Problem to work on >>
Every record below should be transcribed exactly. Omit the images.
########################################
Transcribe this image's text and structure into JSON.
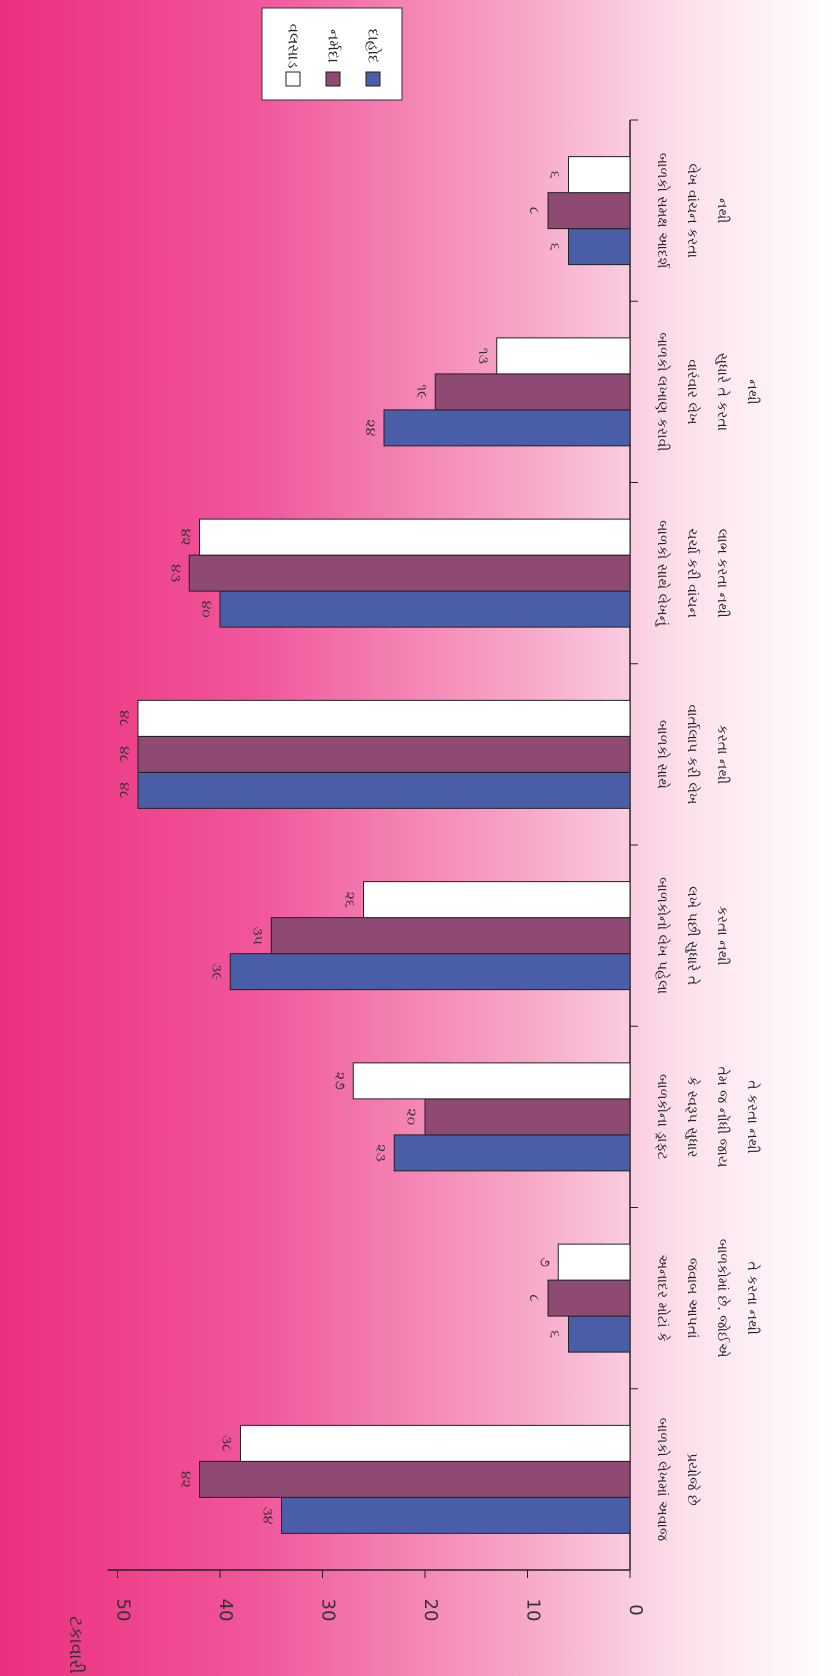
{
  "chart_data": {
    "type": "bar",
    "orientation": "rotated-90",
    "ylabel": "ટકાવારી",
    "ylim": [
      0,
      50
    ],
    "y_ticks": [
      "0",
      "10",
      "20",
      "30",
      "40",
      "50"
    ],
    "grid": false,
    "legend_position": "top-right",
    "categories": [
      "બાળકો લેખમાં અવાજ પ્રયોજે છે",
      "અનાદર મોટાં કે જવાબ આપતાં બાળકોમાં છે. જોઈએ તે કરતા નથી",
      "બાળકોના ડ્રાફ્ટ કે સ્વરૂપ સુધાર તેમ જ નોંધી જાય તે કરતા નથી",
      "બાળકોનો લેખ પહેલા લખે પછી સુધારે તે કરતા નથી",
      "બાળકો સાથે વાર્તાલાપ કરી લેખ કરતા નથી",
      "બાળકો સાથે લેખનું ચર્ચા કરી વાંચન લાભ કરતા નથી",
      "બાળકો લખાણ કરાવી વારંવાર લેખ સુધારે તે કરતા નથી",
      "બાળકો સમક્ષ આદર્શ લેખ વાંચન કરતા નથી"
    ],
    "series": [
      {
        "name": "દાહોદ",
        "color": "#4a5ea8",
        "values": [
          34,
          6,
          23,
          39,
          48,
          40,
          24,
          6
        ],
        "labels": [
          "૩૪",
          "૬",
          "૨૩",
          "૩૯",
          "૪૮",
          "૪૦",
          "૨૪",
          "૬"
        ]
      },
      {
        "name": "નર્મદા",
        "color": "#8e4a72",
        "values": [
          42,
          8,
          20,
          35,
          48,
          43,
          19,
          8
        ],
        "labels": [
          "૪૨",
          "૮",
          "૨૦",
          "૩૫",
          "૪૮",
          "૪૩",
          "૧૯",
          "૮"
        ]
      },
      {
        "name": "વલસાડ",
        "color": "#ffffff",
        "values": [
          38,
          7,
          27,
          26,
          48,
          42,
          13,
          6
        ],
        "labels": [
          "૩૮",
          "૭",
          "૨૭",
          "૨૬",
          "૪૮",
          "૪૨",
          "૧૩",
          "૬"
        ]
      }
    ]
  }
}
########################################
Solution to the problem >>
Transcribe this image's text and structure into JSON.
{
  "chart_data": {
    "type": "bar",
    "orientation": "rotated-90",
    "ylabel": "ટકાવારી",
    "ylim": [
      0,
      50
    ],
    "y_ticks": [
      "0",
      "10",
      "20",
      "30",
      "40",
      "50"
    ],
    "grid": false,
    "legend_position": "top-right",
    "categories": [
      "બાળકો લેખમાં અવાજ પ્રયોજે છે",
      "અનાદર મોટાં કે જવાબ આપતાં બાળકોમાં છે. જોઈએ તે કરતા નથી",
      "બાળકોના ડ્રાફ્ટ કે સ્વરૂપ સુધાર તેમ જ નોંધી જાય તે કરતા નથી",
      "બાળકોનો લેખ પહેલા લખે પછી સુધારે તે કરતા નથી",
      "બાળકો સાથે વાર્તાલાપ કરી લેખ કરતા નથી",
      "બાળકો સાથે લેખનું ચર્ચા કરી વાંચન લાભ કરતા નથી",
      "બાળકો લખાણ કરાવી વારંવાર લેખ સુધારે તે કરતા નથી",
      "બાળકો સમક્ષ આદર્શ લેખ વાંચન કરતા નથી"
    ],
    "series": [
      {
        "name": "દાહોદ",
        "color": "#4a5ea8",
        "values": [
          34,
          6,
          23,
          39,
          48,
          40,
          24,
          6
        ],
        "labels": [
          "૩૪",
          "૬",
          "૨૩",
          "૩૯",
          "૪૮",
          "૪૦",
          "૨૪",
          "૬"
        ]
      },
      {
        "name": "નર્મદા",
        "color": "#8e4a72",
        "values": [
          42,
          8,
          20,
          35,
          48,
          43,
          19,
          8
        ],
        "labels": [
          "૪૨",
          "૮",
          "૨૦",
          "૩૫",
          "૪૮",
          "૪૩",
          "૧૯",
          "૮"
        ]
      },
      {
        "name": "વલસાડ",
        "color": "#ffffff",
        "values": [
          38,
          7,
          27,
          26,
          48,
          42,
          13,
          6
        ],
        "labels": [
          "૩૮",
          "૭",
          "૨૭",
          "૨૬",
          "૪૮",
          "૪૨",
          "૧૩",
          "૬"
        ]
      }
    ]
  }
}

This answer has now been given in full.